## begin INPUT MATERIAL
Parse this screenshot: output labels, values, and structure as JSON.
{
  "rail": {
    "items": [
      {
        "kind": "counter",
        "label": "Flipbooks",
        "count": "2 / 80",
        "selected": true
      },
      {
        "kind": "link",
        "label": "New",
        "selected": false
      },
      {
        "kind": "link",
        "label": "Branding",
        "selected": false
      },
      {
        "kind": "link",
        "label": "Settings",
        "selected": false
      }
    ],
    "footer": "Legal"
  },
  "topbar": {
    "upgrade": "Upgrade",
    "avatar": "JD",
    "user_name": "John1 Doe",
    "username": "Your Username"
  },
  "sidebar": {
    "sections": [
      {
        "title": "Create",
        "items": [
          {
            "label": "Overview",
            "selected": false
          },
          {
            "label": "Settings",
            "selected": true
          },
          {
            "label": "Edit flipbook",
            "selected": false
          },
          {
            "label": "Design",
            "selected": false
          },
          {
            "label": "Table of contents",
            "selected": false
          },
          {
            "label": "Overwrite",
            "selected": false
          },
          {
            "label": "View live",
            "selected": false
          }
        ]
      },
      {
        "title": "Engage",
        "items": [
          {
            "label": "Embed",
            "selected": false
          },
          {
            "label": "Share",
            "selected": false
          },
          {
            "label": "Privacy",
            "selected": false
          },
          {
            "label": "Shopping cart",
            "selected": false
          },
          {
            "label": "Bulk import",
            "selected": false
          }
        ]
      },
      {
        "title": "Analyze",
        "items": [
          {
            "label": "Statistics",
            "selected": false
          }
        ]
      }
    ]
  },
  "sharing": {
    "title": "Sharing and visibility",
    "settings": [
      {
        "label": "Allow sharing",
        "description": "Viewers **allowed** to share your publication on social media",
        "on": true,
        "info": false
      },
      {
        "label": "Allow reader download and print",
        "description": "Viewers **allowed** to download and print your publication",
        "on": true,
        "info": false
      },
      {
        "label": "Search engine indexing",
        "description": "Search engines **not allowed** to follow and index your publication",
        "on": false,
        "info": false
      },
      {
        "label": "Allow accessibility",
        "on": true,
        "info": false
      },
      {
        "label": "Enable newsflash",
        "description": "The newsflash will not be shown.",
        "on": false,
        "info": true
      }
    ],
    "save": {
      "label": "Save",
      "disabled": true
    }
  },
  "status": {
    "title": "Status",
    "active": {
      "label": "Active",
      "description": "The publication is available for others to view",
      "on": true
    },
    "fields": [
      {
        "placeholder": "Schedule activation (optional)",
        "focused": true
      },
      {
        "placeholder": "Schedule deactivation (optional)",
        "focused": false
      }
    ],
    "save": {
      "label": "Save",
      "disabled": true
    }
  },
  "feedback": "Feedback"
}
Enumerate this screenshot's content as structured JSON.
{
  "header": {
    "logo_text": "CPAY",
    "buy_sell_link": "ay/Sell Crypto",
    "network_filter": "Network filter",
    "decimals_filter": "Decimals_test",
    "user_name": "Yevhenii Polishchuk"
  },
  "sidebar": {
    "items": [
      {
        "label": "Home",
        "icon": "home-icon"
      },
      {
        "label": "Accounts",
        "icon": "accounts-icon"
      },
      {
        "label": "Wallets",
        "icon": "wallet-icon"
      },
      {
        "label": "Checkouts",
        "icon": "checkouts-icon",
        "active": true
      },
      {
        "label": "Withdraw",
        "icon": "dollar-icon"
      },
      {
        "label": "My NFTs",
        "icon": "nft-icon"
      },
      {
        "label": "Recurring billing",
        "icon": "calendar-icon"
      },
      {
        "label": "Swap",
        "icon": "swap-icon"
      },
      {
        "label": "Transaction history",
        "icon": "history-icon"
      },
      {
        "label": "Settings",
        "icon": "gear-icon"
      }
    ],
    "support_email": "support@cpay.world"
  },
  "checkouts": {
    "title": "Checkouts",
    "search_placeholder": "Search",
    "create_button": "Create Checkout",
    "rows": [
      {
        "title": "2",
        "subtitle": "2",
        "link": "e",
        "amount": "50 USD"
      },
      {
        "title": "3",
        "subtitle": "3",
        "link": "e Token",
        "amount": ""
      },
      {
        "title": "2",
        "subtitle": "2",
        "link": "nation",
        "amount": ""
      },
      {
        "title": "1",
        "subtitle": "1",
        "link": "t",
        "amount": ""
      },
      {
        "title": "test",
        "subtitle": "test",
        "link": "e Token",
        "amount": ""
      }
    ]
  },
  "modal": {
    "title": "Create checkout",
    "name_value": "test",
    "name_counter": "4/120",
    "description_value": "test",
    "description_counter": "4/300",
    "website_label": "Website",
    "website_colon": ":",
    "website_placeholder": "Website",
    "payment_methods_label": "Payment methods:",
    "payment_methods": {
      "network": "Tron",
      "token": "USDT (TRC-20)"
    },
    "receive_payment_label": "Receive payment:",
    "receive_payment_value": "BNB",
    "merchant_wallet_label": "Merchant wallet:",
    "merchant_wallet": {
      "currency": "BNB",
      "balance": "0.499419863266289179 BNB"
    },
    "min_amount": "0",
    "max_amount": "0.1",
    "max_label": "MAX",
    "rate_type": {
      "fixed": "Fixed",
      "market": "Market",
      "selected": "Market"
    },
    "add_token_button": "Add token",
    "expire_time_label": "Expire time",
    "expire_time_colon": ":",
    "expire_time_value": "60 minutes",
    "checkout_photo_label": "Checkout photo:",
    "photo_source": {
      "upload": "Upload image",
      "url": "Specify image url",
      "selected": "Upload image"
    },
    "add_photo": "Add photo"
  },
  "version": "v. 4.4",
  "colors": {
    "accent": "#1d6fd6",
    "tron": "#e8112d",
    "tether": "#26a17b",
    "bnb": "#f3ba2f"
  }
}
## end INPUT MATERIAL
Where does the word "true" appear? Return each line that holds it.

        "selected": true
            "selected": true
        "on": true,
        "on": true,
        "on": true,
        "info": true
      "disabled": true
      "on": true
        "focused": true
      "disabled": true
        "active": true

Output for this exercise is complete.